Task data -
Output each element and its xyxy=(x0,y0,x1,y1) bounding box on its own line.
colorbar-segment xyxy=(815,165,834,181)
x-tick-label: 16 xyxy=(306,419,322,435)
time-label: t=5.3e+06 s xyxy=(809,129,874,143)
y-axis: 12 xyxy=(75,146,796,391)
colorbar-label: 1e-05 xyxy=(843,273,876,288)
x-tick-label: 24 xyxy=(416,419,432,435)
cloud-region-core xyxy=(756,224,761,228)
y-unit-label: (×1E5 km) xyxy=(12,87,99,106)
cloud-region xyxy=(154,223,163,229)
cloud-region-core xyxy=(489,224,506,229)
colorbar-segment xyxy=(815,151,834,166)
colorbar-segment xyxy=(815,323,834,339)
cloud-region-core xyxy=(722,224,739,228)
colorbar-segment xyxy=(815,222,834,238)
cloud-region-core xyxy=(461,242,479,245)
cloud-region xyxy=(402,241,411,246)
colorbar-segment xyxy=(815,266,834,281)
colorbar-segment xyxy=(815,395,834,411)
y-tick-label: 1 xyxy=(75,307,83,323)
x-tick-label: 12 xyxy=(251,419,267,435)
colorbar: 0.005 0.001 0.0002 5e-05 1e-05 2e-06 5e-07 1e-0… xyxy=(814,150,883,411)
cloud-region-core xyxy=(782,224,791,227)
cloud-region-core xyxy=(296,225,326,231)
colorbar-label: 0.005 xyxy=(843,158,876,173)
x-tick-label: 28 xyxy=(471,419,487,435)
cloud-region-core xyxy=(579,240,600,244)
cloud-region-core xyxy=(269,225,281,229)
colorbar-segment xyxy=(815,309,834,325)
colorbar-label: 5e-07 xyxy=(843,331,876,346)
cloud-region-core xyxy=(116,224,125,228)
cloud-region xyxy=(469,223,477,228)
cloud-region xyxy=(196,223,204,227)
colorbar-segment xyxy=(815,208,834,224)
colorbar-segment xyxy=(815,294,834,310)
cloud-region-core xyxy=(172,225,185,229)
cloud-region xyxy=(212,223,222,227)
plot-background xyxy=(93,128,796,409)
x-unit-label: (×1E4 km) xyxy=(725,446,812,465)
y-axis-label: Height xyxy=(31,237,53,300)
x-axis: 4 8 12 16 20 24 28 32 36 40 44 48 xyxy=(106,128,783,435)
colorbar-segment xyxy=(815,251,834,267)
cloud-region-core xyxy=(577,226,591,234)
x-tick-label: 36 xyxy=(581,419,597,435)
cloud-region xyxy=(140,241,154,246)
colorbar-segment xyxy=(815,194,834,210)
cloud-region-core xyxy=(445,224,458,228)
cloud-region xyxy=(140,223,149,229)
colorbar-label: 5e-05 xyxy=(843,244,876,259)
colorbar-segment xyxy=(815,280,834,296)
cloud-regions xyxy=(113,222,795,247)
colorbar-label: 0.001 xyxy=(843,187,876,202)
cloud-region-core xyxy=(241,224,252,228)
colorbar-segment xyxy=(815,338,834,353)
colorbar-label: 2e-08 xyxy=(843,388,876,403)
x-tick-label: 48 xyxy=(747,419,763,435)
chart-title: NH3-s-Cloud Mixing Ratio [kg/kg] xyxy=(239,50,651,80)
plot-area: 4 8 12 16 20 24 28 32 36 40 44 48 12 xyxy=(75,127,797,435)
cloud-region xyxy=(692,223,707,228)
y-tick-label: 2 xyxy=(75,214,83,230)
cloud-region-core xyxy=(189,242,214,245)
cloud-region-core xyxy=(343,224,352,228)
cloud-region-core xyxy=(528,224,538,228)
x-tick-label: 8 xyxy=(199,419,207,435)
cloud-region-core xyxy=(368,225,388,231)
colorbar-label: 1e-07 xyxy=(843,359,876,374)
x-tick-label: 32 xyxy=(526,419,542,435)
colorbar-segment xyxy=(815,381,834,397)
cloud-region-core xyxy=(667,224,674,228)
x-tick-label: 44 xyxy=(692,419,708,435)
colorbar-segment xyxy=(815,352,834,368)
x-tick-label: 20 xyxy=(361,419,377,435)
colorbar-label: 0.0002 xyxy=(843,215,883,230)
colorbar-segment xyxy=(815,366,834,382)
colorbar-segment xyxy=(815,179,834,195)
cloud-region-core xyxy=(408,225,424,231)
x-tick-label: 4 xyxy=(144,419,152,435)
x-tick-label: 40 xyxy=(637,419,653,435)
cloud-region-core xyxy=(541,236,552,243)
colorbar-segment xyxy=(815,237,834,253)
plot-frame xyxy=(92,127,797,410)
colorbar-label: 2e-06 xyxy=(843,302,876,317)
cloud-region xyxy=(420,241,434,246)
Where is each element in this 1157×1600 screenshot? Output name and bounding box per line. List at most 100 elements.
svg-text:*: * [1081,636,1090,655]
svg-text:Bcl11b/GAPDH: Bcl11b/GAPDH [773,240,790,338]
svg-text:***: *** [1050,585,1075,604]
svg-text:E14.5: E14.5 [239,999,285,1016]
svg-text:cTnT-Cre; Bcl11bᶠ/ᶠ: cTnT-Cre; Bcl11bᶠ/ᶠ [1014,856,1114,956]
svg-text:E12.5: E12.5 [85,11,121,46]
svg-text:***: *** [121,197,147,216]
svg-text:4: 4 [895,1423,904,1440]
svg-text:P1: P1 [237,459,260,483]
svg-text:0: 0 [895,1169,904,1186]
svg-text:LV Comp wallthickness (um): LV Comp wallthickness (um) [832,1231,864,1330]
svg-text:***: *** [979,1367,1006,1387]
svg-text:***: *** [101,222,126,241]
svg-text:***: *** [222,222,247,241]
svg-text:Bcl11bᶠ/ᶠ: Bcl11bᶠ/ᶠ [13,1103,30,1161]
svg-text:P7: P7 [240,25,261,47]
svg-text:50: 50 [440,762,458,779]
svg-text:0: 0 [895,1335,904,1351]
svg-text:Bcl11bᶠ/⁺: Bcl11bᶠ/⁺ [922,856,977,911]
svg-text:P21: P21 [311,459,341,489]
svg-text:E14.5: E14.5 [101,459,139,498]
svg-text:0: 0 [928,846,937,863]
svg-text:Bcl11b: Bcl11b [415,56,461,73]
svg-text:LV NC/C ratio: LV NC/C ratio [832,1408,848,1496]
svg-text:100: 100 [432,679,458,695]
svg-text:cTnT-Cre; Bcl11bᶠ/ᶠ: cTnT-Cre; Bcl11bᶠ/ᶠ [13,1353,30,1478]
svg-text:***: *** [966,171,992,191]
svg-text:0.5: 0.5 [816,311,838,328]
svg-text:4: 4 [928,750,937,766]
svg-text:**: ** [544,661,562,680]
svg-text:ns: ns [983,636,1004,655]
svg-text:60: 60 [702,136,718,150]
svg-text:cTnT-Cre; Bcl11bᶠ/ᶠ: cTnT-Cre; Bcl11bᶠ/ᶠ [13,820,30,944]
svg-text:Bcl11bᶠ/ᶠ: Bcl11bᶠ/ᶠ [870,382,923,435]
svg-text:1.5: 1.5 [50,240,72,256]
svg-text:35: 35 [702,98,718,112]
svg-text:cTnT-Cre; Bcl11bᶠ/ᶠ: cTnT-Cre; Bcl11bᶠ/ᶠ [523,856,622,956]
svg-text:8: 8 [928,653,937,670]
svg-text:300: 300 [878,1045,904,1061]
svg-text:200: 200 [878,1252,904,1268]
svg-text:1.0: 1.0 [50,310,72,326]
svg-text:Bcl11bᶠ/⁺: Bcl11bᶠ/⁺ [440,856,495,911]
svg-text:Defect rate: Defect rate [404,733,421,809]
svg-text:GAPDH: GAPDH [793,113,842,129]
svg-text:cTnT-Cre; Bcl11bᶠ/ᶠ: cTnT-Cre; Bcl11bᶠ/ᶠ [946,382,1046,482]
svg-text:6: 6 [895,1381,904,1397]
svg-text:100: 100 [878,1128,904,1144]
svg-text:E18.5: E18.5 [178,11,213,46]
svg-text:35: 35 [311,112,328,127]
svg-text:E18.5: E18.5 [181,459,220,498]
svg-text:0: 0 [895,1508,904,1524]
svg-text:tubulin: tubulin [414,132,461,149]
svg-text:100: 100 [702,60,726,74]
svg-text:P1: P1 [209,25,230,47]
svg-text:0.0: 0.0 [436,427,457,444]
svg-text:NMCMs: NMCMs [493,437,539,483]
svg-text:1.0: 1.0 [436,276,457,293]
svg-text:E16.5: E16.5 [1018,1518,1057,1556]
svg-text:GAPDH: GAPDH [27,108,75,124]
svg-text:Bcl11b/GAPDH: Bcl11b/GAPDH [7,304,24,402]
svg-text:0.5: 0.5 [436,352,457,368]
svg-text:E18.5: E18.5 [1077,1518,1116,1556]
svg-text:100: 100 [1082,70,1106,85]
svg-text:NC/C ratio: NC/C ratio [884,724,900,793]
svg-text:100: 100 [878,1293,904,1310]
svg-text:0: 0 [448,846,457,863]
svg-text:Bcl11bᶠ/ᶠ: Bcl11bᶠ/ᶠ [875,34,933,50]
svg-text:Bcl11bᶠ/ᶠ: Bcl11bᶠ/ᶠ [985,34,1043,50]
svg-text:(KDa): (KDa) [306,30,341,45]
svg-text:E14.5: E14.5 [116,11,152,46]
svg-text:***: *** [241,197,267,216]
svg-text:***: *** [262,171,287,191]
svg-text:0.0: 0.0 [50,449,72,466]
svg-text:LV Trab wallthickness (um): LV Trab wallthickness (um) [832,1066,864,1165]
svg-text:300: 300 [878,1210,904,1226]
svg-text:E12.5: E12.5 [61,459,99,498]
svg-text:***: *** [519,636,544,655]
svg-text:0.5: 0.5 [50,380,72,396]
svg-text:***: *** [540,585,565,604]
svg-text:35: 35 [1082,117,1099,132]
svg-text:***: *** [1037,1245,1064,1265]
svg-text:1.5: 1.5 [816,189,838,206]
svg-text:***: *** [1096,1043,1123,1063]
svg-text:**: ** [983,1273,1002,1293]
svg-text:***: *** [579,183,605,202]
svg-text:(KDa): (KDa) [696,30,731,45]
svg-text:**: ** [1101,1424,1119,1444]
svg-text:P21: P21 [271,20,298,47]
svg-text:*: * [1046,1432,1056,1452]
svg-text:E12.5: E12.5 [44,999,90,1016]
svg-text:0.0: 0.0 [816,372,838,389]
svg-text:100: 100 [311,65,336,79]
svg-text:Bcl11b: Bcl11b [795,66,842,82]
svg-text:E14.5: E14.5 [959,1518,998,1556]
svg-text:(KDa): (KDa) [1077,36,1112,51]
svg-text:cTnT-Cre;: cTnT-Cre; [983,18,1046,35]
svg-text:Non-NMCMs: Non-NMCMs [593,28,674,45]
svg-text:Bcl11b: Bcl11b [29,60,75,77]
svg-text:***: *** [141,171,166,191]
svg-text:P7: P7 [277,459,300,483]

What needs to be done -
Reproduce, unchanged, the stretch of the material from its first line through the line that contains "colorbar-segment xyxy=(815,280,834,296)", including both ends.

Exercise output -
Output each element and its xyxy=(x0,y0,x1,y1) bounding box on its own line.
colorbar-segment xyxy=(815,165,834,181)
x-tick-label: 16 xyxy=(306,419,322,435)
time-label: t=5.3e+06 s xyxy=(809,129,874,143)
y-axis: 12 xyxy=(75,146,796,391)
colorbar-label: 1e-05 xyxy=(843,273,876,288)
x-tick-label: 24 xyxy=(416,419,432,435)
cloud-region-core xyxy=(756,224,761,228)
y-unit-label: (×1E5 km) xyxy=(12,87,99,106)
cloud-region xyxy=(154,223,163,229)
cloud-region-core xyxy=(489,224,506,229)
colorbar-segment xyxy=(815,151,834,166)
colorbar-segment xyxy=(815,323,834,339)
cloud-region-core xyxy=(722,224,739,228)
colorbar-segment xyxy=(815,222,834,238)
cloud-region-core xyxy=(461,242,479,245)
cloud-region xyxy=(402,241,411,246)
colorbar-segment xyxy=(815,266,834,281)
colorbar-segment xyxy=(815,395,834,411)
y-tick-label: 1 xyxy=(75,307,83,323)
x-tick-label: 12 xyxy=(251,419,267,435)
colorbar: 0.005 0.001 0.0002 5e-05 1e-05 2e-06 5e-07 1e-0… xyxy=(814,150,883,411)
cloud-region-core xyxy=(782,224,791,227)
cloud-region-core xyxy=(296,225,326,231)
colorbar-label: 0.005 xyxy=(843,158,876,173)
x-tick-label: 28 xyxy=(471,419,487,435)
cloud-region-core xyxy=(579,240,600,244)
cloud-region-core xyxy=(269,225,281,229)
colorbar-segment xyxy=(815,309,834,325)
colorbar-label: 5e-07 xyxy=(843,331,876,346)
cloud-region-core xyxy=(116,224,125,228)
cloud-region xyxy=(469,223,477,228)
cloud-region xyxy=(196,223,204,227)
colorbar-segment xyxy=(815,208,834,224)
colorbar-segment xyxy=(815,294,834,310)
cloud-region-core xyxy=(172,225,185,229)
cloud-region xyxy=(212,223,222,227)
plot-background xyxy=(93,128,796,409)
x-unit-label: (×1E4 km) xyxy=(725,446,812,465)
y-axis-label: Height xyxy=(31,237,53,300)
x-axis: 4 8 12 16 20 24 28 32 36 40 44 48 xyxy=(106,128,783,435)
colorbar-segment xyxy=(815,251,834,267)
cloud-region-core xyxy=(577,226,591,234)
x-tick-label: 36 xyxy=(581,419,597,435)
cloud-region xyxy=(140,241,154,246)
colorbar-segment xyxy=(815,194,834,210)
cloud-region-core xyxy=(445,224,458,228)
cloud-region xyxy=(140,223,149,229)
colorbar-label: 5e-05 xyxy=(843,244,876,259)
colorbar-segment xyxy=(815,280,834,296)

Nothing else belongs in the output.